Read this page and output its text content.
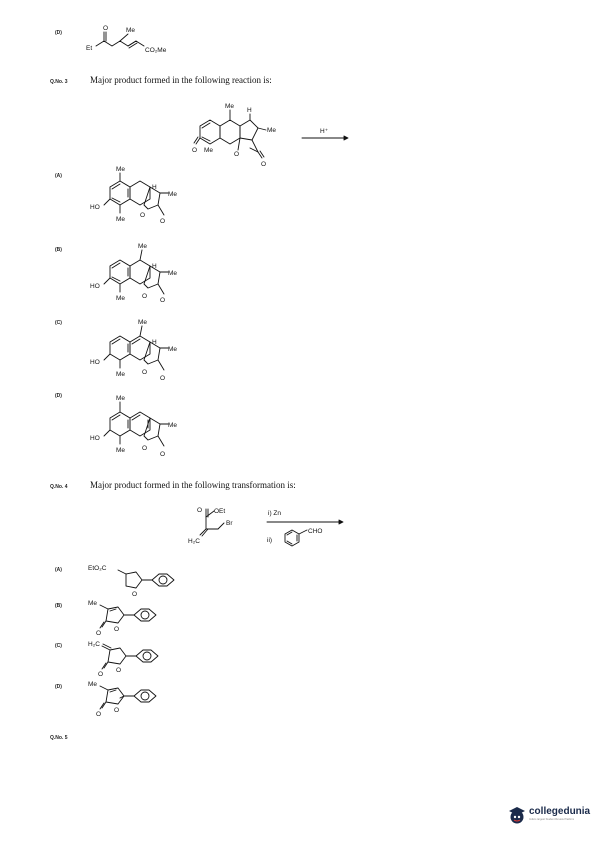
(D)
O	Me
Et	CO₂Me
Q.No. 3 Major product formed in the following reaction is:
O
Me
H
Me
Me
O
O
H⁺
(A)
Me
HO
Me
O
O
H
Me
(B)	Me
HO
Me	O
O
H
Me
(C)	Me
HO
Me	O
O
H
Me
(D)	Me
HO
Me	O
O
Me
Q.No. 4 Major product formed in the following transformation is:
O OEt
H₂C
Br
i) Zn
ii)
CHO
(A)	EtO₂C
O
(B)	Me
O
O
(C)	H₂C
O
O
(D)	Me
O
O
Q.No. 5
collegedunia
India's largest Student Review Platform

──────────

- **Instruction**
Make an exact copy of the records shown above, without the pictures.

- **Reply**
Read this page and output its text content.
(D)
O	Me
Et	CO₂Me
Q.No. 3 Major product formed in the following reaction is:
O
Me
H
Me
Me
O
O
H⁺
(A)
Me
HO
Me
O
O
H
Me
(B)	Me
HO
Me	O
O
H
Me
(C)	Me
HO
Me	O
O
H
Me
(D)	Me
HO
Me	O
O
Me
Q.No. 4 Major product formed in the following transformation is:
O OEt
H₂C
Br
i) Zn
ii)
CHO
(A)	EtO₂C
O
(B)	Me
O
O
(C)	H₂C
O
O
(D)	Me
O
O
Q.No. 5
collegedunia
India's largest Student Review Platform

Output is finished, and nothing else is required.